■ What needs to be done: Reproduce each line bearing the word "ITEM".

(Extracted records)
■ ■ ■ ■ ■

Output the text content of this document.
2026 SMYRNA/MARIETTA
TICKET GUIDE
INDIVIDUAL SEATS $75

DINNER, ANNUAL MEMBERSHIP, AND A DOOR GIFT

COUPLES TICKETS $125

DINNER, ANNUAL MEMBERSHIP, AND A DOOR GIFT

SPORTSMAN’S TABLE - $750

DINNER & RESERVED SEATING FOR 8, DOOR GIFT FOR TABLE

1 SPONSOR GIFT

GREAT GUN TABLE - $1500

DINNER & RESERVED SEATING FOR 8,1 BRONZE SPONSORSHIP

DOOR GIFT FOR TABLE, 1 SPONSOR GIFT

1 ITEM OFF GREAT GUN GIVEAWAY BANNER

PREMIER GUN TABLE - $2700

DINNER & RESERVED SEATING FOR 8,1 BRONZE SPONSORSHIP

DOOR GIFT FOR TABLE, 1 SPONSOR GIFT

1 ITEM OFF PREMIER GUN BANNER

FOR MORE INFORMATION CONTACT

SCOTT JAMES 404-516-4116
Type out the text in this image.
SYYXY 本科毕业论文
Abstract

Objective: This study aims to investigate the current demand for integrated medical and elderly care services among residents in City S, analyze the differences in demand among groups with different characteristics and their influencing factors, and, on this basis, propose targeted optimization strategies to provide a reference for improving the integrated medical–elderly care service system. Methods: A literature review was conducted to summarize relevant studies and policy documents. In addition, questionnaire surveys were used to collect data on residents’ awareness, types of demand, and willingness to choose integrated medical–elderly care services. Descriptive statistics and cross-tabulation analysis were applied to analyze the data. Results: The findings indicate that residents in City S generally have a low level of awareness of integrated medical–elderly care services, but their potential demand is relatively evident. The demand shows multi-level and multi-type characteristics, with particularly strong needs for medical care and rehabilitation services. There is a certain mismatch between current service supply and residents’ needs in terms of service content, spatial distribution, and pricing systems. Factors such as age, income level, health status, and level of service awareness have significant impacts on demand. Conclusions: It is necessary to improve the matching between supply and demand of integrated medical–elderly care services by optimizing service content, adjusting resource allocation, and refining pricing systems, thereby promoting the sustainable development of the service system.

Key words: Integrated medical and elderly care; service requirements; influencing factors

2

■ ■ ■ ■ ■

■ Solution to the problem:
1 ITEM OFF GREAT GUN GIVEAWAY BANNER
1 ITEM OFF PREMIER GUN BANNER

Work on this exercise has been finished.